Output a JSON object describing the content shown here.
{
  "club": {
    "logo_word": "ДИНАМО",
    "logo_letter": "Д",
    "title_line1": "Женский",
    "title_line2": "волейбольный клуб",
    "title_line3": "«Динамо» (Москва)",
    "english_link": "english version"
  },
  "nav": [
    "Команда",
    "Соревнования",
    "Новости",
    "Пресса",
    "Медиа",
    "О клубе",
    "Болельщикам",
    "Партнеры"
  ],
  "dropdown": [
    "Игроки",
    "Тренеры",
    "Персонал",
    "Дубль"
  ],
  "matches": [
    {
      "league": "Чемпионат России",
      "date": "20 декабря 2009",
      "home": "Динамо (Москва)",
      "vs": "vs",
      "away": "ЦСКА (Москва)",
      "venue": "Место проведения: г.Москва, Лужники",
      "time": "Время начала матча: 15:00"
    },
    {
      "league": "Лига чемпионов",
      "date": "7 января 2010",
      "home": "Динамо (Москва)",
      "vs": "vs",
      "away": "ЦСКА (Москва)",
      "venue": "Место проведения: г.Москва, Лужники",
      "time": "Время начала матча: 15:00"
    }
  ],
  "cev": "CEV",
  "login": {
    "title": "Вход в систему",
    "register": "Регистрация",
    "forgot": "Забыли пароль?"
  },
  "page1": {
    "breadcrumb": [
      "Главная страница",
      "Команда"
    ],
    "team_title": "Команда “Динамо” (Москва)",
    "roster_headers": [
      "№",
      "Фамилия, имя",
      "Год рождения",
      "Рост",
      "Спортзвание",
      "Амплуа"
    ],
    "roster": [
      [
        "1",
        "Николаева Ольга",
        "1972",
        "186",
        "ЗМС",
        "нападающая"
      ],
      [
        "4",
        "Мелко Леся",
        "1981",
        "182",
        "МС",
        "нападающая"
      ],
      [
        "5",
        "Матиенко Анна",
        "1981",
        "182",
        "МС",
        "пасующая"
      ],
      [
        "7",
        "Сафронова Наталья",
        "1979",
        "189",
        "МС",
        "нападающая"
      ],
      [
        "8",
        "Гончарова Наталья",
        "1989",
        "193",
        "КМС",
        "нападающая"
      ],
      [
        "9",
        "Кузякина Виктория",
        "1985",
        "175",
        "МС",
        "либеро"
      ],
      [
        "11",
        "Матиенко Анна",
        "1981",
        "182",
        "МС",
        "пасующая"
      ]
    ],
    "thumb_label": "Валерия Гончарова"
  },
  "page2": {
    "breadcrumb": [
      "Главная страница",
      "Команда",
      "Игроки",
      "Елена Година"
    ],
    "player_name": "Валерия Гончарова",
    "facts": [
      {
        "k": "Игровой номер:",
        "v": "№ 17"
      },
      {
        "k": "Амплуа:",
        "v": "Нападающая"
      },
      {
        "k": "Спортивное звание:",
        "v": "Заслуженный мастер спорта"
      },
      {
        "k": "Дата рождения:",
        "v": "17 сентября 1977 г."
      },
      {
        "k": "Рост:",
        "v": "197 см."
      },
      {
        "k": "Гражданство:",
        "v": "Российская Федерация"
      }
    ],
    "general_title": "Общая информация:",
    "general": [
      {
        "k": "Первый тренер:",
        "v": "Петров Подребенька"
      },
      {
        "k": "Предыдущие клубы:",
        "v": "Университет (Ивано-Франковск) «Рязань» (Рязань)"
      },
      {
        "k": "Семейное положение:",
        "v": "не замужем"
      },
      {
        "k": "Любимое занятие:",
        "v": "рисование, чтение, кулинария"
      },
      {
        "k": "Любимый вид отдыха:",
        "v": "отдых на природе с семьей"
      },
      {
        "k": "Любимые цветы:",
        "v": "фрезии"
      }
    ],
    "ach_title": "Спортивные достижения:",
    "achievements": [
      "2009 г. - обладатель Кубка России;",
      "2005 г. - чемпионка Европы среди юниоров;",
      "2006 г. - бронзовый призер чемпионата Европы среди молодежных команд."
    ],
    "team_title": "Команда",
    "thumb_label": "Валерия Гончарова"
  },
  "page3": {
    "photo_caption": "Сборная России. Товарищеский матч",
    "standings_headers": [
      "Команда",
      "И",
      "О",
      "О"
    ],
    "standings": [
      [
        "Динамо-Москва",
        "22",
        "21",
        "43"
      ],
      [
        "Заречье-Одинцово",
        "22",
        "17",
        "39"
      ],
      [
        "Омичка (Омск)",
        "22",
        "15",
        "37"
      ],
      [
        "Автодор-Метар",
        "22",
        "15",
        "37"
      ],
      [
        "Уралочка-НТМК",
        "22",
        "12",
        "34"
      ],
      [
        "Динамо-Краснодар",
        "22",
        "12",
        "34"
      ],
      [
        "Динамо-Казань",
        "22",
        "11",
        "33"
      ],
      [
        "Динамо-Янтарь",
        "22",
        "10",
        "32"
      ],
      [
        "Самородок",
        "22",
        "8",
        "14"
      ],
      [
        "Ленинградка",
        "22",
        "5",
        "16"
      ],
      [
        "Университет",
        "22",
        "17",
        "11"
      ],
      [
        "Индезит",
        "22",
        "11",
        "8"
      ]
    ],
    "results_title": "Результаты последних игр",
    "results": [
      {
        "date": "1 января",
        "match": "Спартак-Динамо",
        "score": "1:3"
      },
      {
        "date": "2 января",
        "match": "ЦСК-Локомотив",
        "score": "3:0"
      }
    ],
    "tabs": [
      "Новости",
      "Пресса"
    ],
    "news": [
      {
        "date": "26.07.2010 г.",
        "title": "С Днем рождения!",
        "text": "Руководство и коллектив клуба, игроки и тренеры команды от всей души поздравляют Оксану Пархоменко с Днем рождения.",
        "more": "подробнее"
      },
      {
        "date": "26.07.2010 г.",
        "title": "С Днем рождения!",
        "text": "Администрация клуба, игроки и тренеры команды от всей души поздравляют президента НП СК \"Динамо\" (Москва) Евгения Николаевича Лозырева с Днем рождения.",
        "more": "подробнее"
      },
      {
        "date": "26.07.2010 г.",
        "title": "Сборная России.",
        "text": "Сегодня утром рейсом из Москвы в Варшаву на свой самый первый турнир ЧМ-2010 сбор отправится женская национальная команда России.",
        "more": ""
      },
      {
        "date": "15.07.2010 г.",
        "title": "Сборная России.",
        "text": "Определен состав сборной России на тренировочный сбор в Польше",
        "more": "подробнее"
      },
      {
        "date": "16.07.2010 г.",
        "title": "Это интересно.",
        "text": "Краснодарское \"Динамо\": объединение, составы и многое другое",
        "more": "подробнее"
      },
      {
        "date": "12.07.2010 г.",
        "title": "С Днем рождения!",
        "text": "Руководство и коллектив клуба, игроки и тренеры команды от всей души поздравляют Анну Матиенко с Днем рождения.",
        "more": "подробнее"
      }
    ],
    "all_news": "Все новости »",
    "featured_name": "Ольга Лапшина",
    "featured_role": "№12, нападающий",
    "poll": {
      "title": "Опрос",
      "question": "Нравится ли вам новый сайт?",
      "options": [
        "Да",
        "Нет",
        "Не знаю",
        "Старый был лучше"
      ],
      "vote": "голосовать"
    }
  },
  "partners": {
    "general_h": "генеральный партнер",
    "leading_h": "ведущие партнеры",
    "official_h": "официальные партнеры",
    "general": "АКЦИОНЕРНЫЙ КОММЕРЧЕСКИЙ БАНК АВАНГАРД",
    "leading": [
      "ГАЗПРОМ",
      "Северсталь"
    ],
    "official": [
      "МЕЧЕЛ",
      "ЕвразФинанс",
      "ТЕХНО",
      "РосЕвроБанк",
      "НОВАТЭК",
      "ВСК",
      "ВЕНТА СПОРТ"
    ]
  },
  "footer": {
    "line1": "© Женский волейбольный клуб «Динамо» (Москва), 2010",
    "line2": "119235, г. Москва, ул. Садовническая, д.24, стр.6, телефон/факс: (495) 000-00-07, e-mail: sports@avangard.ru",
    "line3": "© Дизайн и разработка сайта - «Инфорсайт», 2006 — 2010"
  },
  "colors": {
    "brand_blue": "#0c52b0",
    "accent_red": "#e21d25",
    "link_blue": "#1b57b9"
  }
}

What you should do:
Return every line from the records above that holds the word "клуба".

Written solution:
        "text": "Руководство и коллектив клуба, игроки и тренеры команды от всей души поздравляют Оксану Пархоменко с Днем рождения.",
        "text": "Администрация клуба, игроки и тренеры команды от всей души поздравляют президента НП СК \"Динамо\" (Москва) Евгения Николаевича Лозырева с Днем рождения.",
        "text": "Руководство и коллектив клуба, игроки и тренеры команды от всей души поздравляют Анну Матиенко с Днем рождения.",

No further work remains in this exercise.